SHORT PROBLEM:
From the data that follows, copy every line holding the string "JSON".

[A run of records]
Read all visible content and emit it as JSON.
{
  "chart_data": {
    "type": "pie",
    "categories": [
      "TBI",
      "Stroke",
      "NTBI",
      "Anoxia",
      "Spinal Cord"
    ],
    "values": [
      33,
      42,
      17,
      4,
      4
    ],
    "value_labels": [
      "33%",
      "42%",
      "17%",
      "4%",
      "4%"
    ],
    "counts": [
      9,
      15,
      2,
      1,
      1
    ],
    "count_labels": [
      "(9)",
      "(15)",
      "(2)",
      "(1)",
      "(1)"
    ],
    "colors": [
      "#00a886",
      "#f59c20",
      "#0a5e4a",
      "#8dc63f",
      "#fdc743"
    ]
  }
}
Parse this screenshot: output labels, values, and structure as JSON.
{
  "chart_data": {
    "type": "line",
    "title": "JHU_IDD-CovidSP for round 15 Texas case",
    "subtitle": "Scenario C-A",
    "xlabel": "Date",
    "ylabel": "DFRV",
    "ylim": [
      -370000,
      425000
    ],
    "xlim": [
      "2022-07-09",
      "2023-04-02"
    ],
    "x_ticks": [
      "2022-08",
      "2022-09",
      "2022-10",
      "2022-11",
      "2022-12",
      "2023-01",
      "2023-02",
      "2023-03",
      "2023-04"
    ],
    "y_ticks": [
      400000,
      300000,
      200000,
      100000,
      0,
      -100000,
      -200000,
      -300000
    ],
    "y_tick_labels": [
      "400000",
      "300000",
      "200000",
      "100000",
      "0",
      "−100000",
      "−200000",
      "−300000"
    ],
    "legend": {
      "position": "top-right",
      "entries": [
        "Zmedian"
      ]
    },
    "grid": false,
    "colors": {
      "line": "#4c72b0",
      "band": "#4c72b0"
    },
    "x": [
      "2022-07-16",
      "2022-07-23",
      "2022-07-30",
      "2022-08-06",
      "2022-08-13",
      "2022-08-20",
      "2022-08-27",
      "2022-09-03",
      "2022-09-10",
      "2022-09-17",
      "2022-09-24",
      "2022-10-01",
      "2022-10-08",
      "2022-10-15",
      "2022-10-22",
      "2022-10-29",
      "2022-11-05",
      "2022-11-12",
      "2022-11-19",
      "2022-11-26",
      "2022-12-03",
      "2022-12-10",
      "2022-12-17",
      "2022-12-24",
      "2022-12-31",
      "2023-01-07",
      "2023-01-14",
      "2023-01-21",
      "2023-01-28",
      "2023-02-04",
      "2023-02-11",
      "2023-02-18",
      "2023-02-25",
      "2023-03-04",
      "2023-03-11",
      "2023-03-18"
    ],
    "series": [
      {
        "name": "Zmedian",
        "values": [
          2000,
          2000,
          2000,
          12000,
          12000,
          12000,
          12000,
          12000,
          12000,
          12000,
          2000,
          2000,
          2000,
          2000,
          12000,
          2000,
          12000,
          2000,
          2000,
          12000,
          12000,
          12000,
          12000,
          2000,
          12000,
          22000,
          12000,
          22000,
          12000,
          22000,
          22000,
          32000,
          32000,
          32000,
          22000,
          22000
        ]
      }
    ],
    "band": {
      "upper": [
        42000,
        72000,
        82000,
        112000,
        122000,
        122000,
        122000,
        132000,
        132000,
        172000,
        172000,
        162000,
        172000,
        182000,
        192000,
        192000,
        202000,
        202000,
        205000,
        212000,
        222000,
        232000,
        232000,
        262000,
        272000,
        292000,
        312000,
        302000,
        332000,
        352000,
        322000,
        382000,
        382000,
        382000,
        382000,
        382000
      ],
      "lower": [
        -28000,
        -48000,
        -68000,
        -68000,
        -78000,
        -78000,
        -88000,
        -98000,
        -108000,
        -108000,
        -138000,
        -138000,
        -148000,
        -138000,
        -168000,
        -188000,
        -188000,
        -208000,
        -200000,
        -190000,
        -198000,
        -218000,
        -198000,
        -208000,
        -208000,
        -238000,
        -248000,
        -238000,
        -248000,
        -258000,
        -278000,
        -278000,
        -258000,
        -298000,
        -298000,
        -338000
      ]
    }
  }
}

ANSWER TO THIS TASK:
Read all visible content and emit it as JSON.
Parse this screenshot: output labels, values, and structure as JSON.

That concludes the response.